Task details: Tally up the lines where the string "date" appears; reply with the number only.

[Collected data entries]
****

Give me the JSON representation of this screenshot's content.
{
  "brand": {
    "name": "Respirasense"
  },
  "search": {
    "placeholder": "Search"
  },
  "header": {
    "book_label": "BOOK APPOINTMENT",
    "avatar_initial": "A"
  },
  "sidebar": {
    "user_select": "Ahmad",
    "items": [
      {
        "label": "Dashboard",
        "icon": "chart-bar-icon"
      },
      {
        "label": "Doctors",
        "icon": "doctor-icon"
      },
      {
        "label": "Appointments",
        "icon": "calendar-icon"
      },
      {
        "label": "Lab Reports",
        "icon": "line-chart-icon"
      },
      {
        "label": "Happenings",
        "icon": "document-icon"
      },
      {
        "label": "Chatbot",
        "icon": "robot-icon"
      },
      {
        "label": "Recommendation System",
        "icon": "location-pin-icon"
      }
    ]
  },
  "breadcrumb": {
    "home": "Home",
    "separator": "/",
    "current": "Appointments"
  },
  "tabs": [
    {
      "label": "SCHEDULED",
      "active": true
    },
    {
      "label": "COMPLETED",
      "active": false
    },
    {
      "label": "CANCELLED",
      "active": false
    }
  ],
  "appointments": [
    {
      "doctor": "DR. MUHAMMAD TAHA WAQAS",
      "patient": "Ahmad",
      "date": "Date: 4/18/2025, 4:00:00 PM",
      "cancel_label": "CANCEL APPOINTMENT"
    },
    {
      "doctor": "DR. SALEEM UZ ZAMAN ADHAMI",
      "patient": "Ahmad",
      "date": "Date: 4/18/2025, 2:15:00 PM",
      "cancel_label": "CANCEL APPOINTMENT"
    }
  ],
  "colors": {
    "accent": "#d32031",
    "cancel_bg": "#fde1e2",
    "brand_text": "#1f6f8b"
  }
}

****

Reply to the task: 2